Task prompt - In how many lines does the string "规则的学习" appear? Answer with the number only.

* START *

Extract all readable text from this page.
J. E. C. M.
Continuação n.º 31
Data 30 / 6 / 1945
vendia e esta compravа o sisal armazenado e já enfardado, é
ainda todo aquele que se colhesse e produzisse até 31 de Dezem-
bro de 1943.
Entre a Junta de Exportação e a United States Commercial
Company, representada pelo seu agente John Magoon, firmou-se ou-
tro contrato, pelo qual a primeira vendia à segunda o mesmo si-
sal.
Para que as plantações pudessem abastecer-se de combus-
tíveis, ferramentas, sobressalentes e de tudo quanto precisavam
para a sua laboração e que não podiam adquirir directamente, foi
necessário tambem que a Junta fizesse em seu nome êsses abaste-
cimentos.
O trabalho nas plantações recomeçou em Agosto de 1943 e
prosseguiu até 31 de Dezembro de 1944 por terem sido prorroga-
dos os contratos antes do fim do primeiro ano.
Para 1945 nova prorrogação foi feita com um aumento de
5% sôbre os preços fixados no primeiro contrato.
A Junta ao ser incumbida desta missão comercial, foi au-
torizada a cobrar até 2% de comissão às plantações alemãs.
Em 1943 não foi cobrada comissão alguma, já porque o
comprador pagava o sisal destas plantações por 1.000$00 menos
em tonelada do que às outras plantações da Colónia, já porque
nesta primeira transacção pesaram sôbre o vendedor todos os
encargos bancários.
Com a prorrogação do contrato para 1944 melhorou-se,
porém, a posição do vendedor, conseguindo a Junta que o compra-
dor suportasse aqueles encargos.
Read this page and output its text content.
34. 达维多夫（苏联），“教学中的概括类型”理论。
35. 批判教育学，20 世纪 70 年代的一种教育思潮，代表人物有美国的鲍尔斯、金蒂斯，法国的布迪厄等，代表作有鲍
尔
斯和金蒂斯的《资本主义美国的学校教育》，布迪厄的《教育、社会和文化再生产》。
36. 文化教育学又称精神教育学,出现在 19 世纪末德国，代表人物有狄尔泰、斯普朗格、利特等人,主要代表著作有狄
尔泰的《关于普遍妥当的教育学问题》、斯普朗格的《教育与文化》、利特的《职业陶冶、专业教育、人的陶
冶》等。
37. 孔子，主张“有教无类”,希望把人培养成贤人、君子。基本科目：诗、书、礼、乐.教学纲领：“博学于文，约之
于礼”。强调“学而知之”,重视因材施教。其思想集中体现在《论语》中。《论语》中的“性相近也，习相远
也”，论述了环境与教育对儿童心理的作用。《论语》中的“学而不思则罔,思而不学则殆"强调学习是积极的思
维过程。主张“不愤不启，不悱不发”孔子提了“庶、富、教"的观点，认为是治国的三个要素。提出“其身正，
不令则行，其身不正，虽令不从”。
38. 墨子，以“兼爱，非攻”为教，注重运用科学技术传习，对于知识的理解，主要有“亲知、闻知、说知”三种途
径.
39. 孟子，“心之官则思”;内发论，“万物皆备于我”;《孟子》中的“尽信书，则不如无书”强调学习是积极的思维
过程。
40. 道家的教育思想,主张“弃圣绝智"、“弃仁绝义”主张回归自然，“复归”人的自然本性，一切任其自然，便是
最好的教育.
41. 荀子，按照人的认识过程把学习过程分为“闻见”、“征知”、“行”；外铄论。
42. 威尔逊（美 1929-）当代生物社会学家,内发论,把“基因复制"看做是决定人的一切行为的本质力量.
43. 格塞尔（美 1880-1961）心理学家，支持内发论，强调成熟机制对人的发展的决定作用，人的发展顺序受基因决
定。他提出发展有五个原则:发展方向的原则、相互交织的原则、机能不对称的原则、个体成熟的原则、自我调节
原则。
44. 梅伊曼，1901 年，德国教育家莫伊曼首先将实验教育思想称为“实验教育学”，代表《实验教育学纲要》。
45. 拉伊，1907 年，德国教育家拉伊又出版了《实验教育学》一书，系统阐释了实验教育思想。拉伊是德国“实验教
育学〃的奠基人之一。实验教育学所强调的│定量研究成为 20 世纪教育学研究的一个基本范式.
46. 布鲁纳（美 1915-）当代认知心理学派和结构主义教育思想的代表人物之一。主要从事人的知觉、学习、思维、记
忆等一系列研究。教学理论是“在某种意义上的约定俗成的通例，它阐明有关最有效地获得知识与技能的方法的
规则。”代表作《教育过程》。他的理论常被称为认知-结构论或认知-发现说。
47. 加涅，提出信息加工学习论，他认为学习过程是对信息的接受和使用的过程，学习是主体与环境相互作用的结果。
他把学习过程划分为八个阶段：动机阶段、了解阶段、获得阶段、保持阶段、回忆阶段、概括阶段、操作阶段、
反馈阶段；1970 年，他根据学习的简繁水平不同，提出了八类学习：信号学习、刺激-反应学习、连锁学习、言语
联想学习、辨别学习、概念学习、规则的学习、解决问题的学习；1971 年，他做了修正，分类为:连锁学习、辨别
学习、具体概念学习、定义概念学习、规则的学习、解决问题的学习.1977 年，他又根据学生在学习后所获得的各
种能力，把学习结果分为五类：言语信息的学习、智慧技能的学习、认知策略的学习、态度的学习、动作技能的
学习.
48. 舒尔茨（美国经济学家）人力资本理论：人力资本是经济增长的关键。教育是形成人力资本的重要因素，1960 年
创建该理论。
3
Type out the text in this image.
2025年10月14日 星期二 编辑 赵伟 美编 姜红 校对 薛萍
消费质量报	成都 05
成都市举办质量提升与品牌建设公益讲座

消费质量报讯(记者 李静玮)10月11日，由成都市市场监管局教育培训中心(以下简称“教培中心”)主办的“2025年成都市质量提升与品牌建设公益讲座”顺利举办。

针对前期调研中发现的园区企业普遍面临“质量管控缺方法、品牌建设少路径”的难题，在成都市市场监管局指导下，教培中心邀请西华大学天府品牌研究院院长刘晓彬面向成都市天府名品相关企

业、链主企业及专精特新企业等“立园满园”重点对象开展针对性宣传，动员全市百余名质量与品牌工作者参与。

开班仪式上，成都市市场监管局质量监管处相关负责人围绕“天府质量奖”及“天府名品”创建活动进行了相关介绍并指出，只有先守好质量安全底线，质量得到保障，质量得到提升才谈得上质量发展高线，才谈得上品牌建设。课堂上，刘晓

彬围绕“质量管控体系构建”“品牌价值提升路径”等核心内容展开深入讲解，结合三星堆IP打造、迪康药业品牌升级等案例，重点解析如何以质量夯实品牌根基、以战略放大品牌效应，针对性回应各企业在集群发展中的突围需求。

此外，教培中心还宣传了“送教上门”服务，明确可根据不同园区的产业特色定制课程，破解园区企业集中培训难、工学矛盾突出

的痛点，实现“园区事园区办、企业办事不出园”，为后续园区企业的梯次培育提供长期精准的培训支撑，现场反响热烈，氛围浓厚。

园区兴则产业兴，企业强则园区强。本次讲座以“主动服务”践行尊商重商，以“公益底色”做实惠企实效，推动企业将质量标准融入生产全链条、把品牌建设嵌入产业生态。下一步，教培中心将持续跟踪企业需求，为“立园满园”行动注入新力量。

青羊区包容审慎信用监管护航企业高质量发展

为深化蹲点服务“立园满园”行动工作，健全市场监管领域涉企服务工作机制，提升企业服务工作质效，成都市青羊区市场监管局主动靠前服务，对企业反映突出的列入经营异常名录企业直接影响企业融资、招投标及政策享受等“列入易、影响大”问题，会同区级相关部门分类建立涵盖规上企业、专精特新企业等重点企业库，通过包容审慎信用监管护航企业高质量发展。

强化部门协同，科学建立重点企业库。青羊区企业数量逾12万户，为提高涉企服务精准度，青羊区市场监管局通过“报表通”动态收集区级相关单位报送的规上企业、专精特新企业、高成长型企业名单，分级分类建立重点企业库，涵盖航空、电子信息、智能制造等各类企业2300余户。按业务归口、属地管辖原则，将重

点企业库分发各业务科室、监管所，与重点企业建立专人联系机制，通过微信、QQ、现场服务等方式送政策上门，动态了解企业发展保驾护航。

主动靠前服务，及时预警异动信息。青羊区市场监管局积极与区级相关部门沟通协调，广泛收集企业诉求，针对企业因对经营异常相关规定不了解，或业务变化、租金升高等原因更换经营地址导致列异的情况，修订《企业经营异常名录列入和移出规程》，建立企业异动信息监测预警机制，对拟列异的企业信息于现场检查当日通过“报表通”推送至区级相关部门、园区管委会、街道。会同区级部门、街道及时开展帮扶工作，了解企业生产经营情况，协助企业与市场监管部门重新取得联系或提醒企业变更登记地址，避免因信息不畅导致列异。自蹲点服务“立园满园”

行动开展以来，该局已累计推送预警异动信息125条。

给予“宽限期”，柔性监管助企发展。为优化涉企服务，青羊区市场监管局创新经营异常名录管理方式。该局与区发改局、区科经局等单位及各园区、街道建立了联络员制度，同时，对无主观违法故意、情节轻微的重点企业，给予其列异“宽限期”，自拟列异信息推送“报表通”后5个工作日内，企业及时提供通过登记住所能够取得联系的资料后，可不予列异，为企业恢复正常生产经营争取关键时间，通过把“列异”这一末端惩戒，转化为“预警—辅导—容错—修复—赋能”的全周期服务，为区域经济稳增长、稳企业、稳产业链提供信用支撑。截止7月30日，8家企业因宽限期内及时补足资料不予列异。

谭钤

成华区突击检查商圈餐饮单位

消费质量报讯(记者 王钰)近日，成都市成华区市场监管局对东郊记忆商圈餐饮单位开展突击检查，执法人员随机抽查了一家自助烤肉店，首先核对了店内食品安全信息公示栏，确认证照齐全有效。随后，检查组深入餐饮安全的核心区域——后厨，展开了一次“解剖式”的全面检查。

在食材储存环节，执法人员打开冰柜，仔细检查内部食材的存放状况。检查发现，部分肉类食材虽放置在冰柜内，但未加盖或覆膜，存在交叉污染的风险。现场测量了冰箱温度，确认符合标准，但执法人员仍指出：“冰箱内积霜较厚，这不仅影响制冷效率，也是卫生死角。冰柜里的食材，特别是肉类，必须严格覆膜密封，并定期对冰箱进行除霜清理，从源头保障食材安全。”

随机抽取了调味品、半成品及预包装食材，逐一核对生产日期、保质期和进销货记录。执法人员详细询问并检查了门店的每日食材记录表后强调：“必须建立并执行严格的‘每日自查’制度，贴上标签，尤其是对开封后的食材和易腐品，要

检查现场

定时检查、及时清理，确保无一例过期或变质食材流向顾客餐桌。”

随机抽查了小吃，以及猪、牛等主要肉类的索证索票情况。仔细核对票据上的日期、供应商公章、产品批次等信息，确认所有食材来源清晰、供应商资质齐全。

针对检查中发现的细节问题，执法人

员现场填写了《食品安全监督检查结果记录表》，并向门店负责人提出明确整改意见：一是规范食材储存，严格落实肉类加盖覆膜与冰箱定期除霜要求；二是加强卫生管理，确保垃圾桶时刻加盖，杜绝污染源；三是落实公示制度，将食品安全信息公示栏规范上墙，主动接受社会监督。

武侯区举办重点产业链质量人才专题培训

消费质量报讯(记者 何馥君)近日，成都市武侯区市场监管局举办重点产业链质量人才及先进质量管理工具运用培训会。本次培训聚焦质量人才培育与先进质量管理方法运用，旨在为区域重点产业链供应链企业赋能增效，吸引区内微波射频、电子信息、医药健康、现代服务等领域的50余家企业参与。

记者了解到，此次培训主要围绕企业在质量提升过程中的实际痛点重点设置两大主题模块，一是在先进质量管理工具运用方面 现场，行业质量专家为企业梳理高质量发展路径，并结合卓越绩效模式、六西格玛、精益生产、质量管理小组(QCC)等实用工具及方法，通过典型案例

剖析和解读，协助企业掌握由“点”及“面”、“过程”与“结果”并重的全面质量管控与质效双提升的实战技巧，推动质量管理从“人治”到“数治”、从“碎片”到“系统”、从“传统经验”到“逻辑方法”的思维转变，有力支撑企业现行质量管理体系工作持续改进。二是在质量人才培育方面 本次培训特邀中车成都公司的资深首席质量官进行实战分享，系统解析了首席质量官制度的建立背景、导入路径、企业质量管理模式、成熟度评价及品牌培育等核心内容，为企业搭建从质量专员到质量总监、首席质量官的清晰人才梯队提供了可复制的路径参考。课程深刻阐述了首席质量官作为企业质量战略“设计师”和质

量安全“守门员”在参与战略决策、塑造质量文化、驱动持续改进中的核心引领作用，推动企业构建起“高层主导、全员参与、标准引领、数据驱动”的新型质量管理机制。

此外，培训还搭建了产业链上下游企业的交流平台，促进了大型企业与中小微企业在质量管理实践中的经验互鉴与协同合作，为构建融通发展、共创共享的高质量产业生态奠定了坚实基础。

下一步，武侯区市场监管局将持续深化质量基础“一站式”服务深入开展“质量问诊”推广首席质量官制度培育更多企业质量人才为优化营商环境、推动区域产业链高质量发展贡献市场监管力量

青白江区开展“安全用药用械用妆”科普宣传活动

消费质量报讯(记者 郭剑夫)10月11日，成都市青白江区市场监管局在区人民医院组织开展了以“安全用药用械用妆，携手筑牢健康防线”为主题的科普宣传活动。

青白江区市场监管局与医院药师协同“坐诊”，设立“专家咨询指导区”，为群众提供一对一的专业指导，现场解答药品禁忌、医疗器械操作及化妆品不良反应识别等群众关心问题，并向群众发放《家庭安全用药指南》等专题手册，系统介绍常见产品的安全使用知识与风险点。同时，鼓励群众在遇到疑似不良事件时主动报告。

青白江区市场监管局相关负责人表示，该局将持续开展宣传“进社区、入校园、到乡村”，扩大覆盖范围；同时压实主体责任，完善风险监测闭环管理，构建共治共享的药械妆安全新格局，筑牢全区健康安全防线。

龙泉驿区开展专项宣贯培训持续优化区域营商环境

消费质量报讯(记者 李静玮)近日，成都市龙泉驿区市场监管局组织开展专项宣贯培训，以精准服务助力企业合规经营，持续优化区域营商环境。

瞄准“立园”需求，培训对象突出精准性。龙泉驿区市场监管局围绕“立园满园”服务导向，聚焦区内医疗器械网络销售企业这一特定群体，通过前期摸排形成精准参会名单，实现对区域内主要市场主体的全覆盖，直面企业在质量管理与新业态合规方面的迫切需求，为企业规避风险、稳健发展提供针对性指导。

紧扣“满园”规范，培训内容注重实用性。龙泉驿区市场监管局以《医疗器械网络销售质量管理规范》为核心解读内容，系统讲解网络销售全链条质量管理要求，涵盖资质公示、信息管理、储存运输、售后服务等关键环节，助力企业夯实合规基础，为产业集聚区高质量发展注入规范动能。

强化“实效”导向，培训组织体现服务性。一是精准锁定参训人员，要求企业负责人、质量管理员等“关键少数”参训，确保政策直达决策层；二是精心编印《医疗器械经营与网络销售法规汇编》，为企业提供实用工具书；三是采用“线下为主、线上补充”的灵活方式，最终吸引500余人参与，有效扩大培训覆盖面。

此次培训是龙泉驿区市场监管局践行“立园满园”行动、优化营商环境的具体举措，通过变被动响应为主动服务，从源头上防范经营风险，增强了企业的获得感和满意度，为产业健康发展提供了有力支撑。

* END *

Answer below - 2